In the listing below, locate the lines bearing the word "document". Copy every one of them.

>> Begin

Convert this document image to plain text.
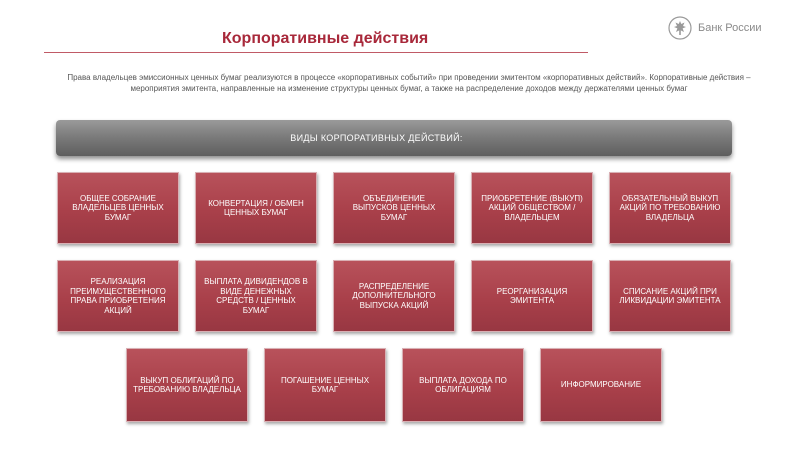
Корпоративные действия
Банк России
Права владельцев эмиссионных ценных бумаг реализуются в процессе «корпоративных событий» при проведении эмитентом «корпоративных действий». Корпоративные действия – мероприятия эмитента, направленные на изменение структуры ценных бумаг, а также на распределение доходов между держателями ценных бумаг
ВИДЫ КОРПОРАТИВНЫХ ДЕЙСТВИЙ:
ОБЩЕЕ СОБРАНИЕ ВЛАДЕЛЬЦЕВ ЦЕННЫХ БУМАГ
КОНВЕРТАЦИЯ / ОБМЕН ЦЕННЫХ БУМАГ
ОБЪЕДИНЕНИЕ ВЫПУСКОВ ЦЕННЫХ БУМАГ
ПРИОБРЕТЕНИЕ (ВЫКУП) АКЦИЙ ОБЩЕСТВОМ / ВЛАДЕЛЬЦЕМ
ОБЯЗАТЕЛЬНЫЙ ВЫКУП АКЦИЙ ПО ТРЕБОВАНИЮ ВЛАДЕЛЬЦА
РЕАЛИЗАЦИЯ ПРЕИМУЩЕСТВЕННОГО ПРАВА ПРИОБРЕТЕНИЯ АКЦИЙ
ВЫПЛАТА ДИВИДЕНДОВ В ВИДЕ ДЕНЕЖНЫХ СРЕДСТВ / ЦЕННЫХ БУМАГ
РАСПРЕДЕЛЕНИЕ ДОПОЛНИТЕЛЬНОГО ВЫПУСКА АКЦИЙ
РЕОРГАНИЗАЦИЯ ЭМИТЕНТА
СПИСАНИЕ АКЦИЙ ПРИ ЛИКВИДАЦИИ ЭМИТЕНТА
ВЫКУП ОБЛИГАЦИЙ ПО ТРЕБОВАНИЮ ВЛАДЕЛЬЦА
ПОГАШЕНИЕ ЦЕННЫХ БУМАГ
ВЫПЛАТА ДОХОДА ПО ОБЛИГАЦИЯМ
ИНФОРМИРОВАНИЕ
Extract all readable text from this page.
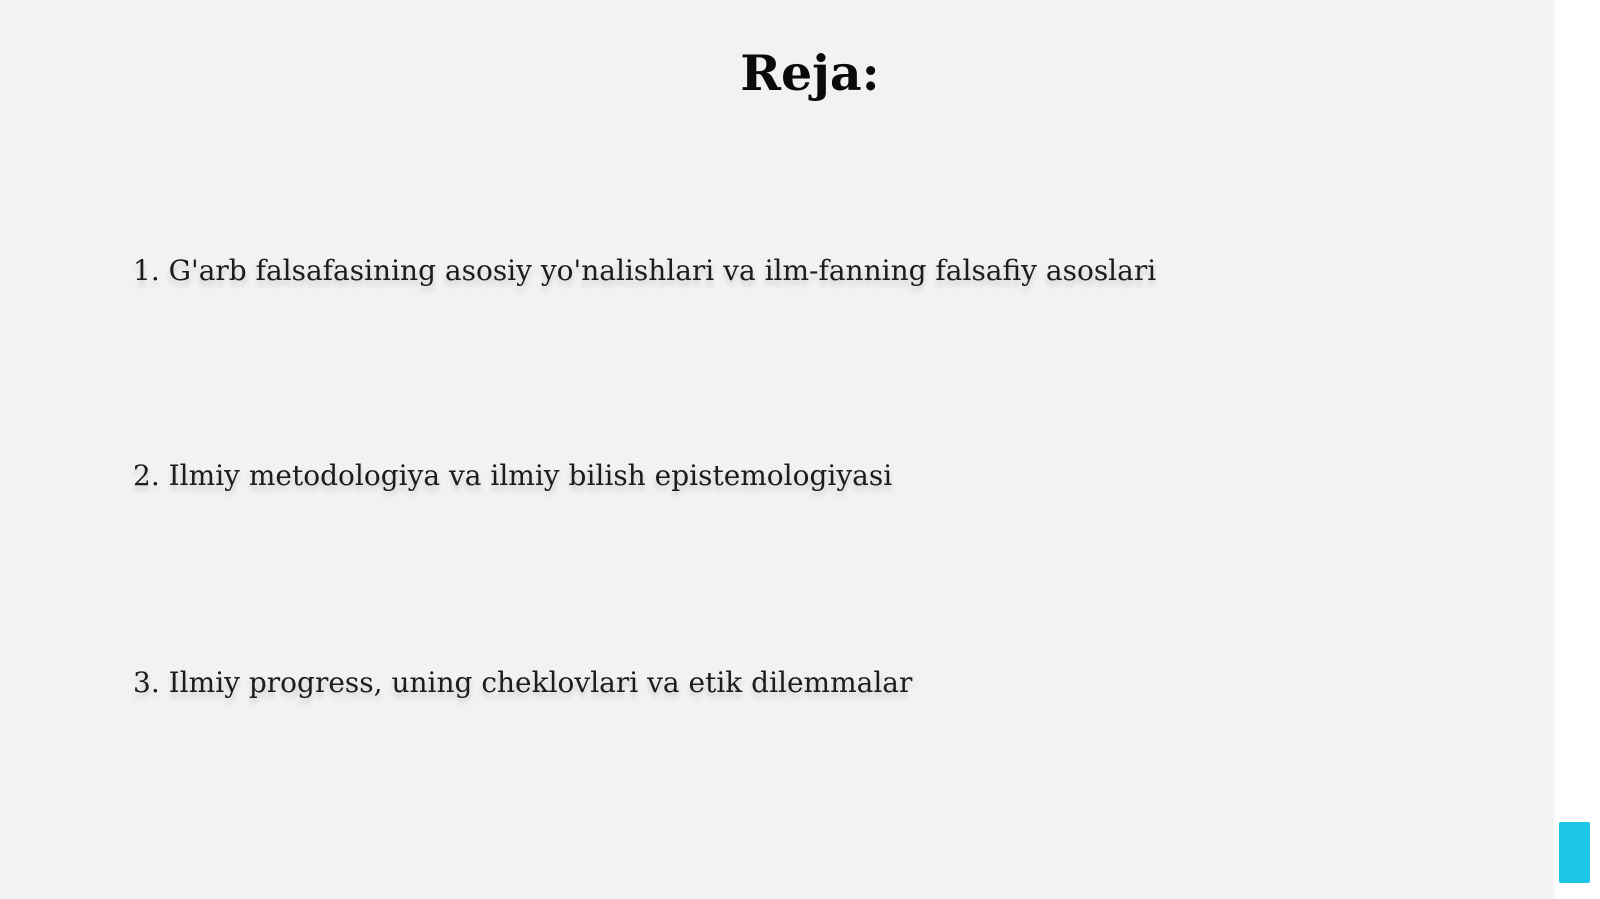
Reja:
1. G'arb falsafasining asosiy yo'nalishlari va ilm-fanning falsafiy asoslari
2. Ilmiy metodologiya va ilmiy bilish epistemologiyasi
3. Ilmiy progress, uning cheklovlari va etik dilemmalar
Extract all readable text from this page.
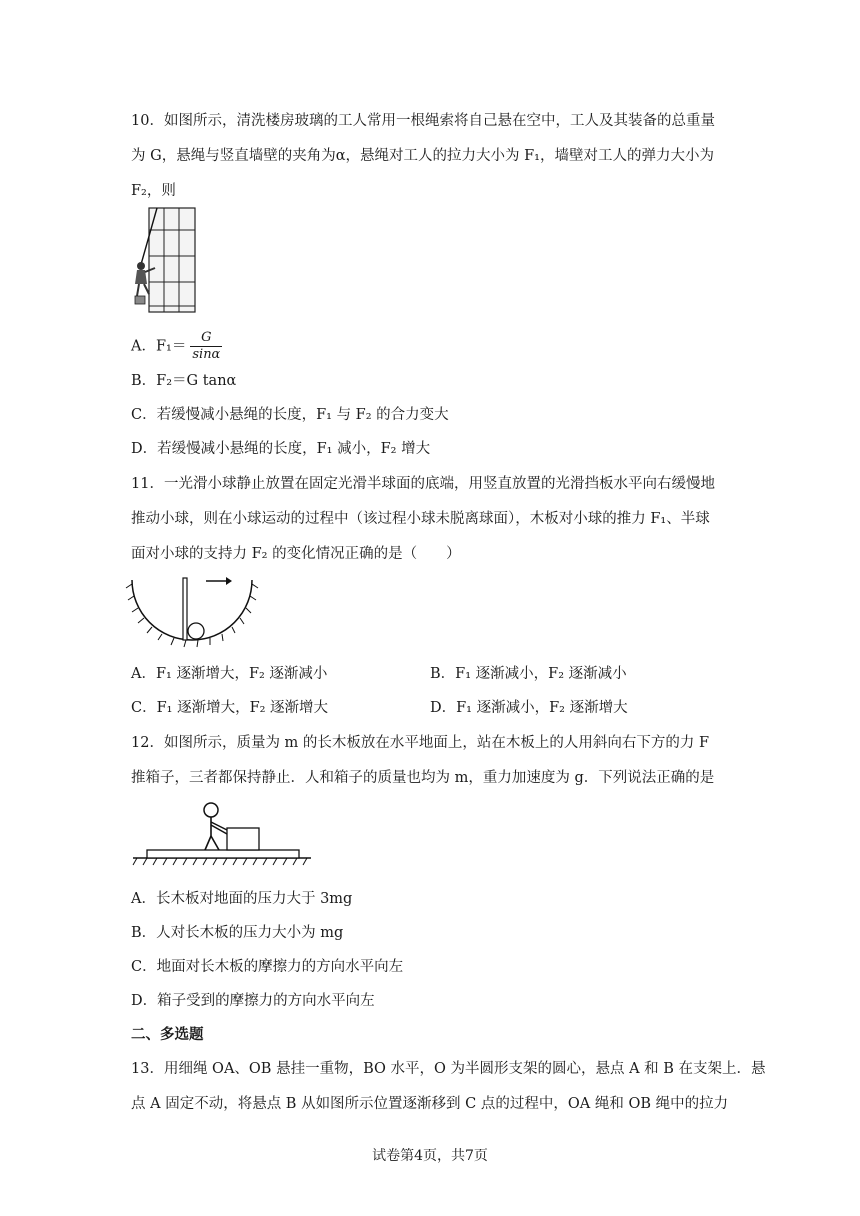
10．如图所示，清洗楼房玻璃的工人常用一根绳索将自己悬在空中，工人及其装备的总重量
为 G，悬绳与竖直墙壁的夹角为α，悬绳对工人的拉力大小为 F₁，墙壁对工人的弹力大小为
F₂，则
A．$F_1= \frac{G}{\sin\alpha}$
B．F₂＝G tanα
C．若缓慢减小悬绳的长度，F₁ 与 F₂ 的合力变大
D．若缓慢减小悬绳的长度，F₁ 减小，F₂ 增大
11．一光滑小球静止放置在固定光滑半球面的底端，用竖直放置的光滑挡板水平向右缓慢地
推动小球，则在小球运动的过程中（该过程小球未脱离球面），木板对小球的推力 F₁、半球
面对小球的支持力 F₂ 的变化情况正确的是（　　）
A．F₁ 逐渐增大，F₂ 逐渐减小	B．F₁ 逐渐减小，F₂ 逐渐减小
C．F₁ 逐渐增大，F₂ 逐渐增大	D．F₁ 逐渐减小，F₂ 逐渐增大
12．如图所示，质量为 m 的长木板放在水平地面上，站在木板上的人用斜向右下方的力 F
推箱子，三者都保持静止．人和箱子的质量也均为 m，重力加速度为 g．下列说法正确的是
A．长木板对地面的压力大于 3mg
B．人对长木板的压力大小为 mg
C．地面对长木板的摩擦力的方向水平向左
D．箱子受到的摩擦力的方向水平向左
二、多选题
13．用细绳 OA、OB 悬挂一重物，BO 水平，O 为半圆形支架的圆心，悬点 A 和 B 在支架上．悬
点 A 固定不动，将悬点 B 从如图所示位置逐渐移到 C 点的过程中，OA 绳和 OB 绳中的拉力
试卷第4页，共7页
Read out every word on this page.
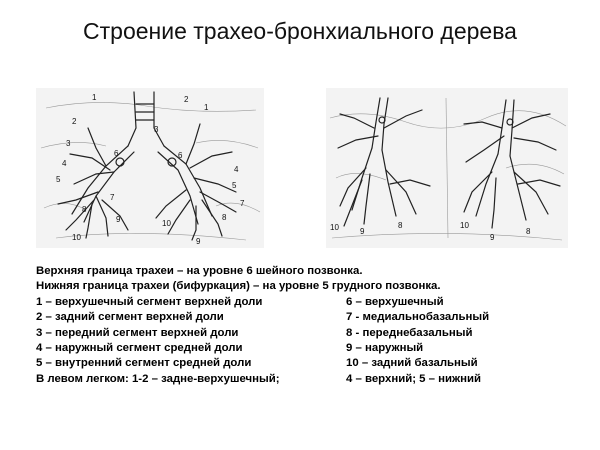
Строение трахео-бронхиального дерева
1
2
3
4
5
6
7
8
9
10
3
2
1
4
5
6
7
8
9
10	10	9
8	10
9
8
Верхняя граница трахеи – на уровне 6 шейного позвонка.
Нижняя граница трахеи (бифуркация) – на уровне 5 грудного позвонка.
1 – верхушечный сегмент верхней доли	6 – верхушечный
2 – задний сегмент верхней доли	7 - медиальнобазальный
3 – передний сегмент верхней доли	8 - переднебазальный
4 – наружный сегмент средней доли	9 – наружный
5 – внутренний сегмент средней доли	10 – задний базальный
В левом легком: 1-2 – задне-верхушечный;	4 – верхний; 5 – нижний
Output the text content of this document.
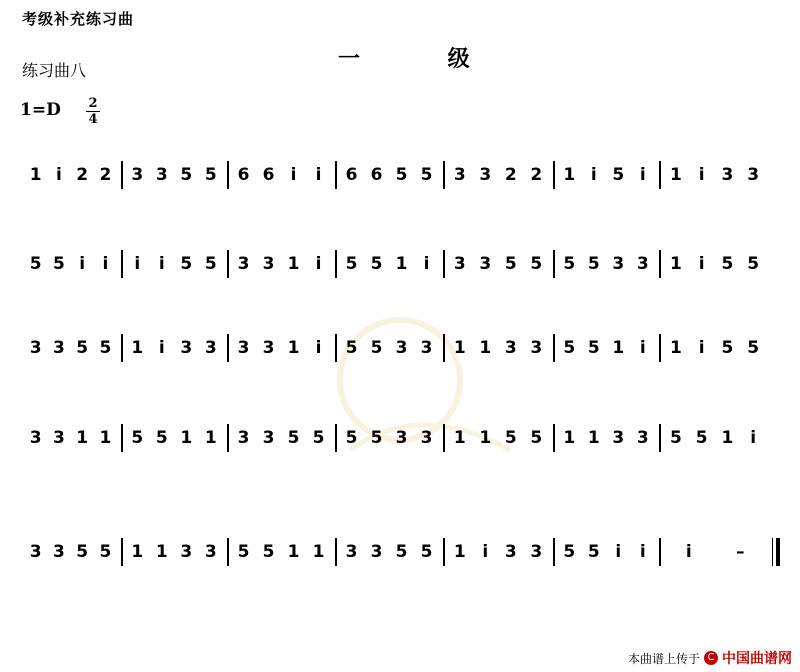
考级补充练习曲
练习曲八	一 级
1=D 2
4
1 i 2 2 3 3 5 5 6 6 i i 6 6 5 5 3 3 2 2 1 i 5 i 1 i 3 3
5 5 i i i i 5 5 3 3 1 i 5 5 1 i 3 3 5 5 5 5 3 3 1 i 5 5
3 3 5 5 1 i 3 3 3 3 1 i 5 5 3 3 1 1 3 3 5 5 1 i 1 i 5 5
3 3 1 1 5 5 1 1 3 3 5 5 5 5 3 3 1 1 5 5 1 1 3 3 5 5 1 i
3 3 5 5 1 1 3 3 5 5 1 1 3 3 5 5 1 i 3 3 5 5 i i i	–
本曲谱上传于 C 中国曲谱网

>> End

#### Exercise response:
Convert this document image to plain text.
Output the text content of this document.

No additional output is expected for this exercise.